--- start ENTRIES SHOWN ---

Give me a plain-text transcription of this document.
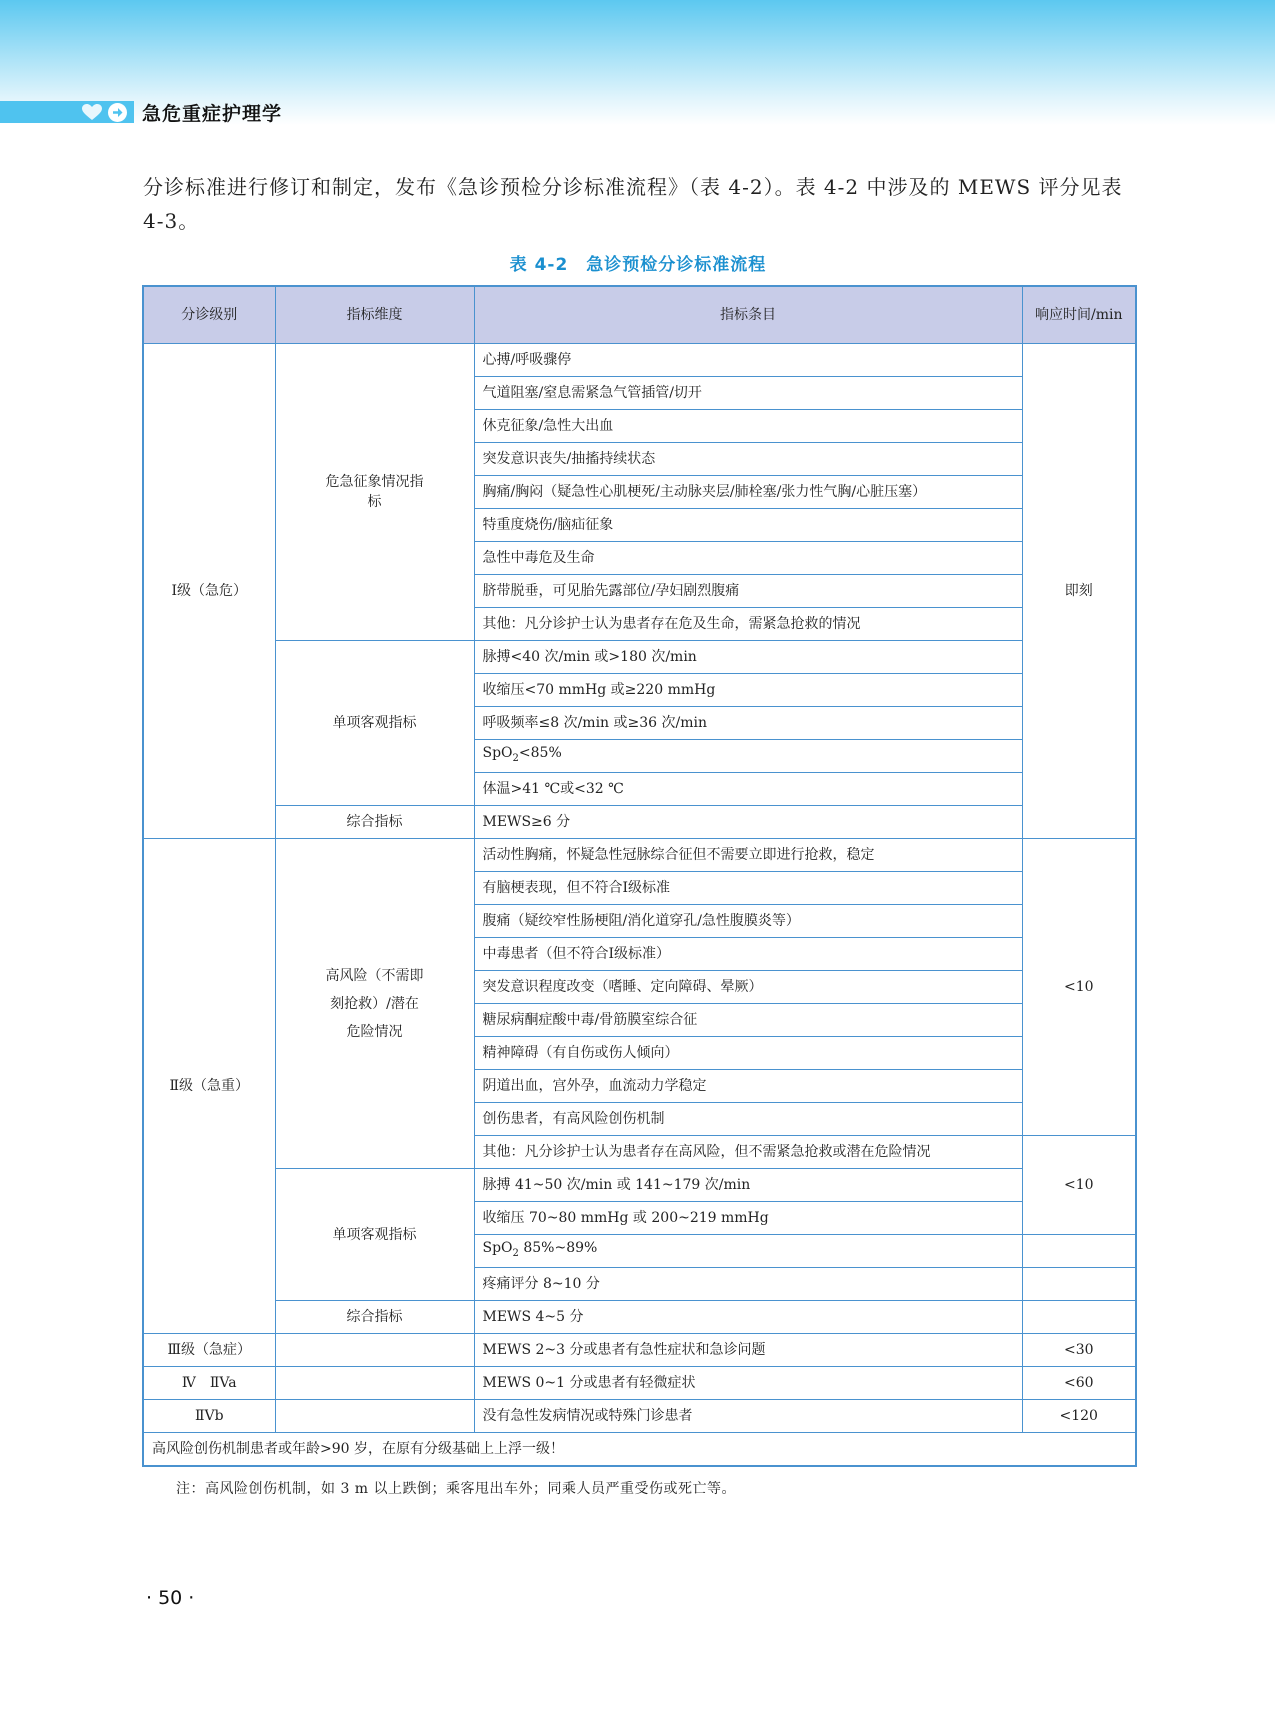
急危重症护理学
分诊标准进行修订和制定，发布《急诊预检分诊标准流程》（表 4-2）。表 4-2 中涉及的 MEWS 评分见表 4-3。
表 4-2　急诊预检分诊标准流程
分诊级别	指标维度	指标条目	响应时间/min
Ⅰ级（急危）	危急征象情况指标	心搏/呼吸骤停	即刻
		气道阻塞/窒息需紧急气管插管/切开	
		休克征象/急性大出血	
		突发意识丧失/抽搐持续状态	
		胸痛/胸闷（疑急性心肌梗死/主动脉夹层/肺栓塞/张力性气胸/心脏压塞）	
		特重度烧伤/脑疝征象	
		急性中毒危及生命	
		脐带脱垂，可见胎先露部位/孕妇剧烈腹痛	
		其他：凡分诊护士认为患者存在危及生命，需紧急抢救的情况	
	单项客观指标	脉搏<40 次/min 或>180 次/min	
		收缩压<70 mmHg 或≥220 mmHg	
		呼吸频率≤8 次/min 或≥36 次/min	
		SpO$_2$<85%	
		体温>41 ℃或<32 ℃	
	综合指标	MEWS≥6 分	
Ⅱ级（急重）	高风险（不需即刻抢救）/潜在危险情况	活动性胸痛，怀疑急性冠脉综合征但不需要立即进行抢救，稳定	<10
		有脑梗表现，但不符合Ⅰ级标准	
		腹痛（疑绞窄性肠梗阻/消化道穿孔/急性腹膜炎等）	
		中毒患者（但不符合Ⅰ级标准）	
		突发意识程度改变（嗜睡、定向障碍、晕厥）	
		糖尿病酮症酸中毒/骨筋膜室综合征	
		精神障碍（有自伤或伤人倾向）	
		阴道出血，宫外孕，血流动力学稳定	
		创伤患者，有高风险创伤机制	
		其他：凡分诊护士认为患者存在高风险，但不需紧急抢救或潜在危险情况	<10
	单项客观指标	脉搏 41~50 次/min 或 141~179 次/min	
		收缩压 70~80 mmHg 或 200~219 mmHg	
		SpO$_2$ 85%~89%	
		疼痛评分 8~10 分	
	综合指标	MEWS 4~5 分	
Ⅲ级（急症）		MEWS 2~3 分或患者有急性症状和急诊问题	<30
Ⅳ　ⅡVa		MEWS 0~1 分或患者有轻微症状	<60
ⅡVb		没有急性发病情况或特殊门诊患者	<120
高风险创伤机制患者或年龄>90 岁，在原有分级基础上上浮一级！			
注：高风险创伤机制，如 3 m 以上跌倒；乘客甩出车外；同乘人员严重受伤或死亡等。
· 50 ·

--- end ENTRIES SHOWN ---

Except for the pictures, reproduce every line exactly.

Give me a plain-text transcription of this document.
急危重症护理学
分诊标准进行修订和制定，发布《急诊预检分诊标准流程》（表 4-2）。表 4-2 中涉及的 MEWS 评分见表 4-3。
表 4-2　急诊预检分诊标准流程
分诊级别	指标维度	指标条目	响应时间/min
Ⅰ级（急危）	危急征象情况指标	心搏/呼吸骤停	即刻
		气道阻塞/窒息需紧急气管插管/切开	
		休克征象/急性大出血	
		突发意识丧失/抽搐持续状态	
		胸痛/胸闷（疑急性心肌梗死/主动脉夹层/肺栓塞/张力性气胸/心脏压塞）	
		特重度烧伤/脑疝征象	
		急性中毒危及生命	
		脐带脱垂，可见胎先露部位/孕妇剧烈腹痛	
		其他：凡分诊护士认为患者存在危及生命，需紧急抢救的情况	
	单项客观指标	脉搏<40 次/min 或>180 次/min	
		收缩压<70 mmHg 或≥220 mmHg	
		呼吸频率≤8 次/min 或≥36 次/min	
		SpO$_2$<85%	
		体温>41 ℃或<32 ℃	
	综合指标	MEWS≥6 分	
Ⅱ级（急重）	高风险（不需即刻抢救）/潜在危险情况	活动性胸痛，怀疑急性冠脉综合征但不需要立即进行抢救，稳定	<10
		有脑梗表现，但不符合Ⅰ级标准	
		腹痛（疑绞窄性肠梗阻/消化道穿孔/急性腹膜炎等）	
		中毒患者（但不符合Ⅰ级标准）	
		突发意识程度改变（嗜睡、定向障碍、晕厥）	
		糖尿病酮症酸中毒/骨筋膜室综合征	
		精神障碍（有自伤或伤人倾向）	
		阴道出血，宫外孕，血流动力学稳定	
		创伤患者，有高风险创伤机制	
		其他：凡分诊护士认为患者存在高风险，但不需紧急抢救或潜在危险情况	<10
	单项客观指标	脉搏 41~50 次/min 或 141~179 次/min	
		收缩压 70~80 mmHg 或 200~219 mmHg	
		SpO$_2$ 85%~89%	
		疼痛评分 8~10 分	
	综合指标	MEWS 4~5 分	
Ⅲ级（急症）		MEWS 2~3 分或患者有急性症状和急诊问题	<30
Ⅳ　ⅡVa		MEWS 0~1 分或患者有轻微症状	<60
ⅡVb		没有急性发病情况或特殊门诊患者	<120
高风险创伤机制患者或年龄>90 岁，在原有分级基础上上浮一级！			
注：高风险创伤机制，如 3 m 以上跌倒；乘客甩出车外；同乘人员严重受伤或死亡等。
· 50 ·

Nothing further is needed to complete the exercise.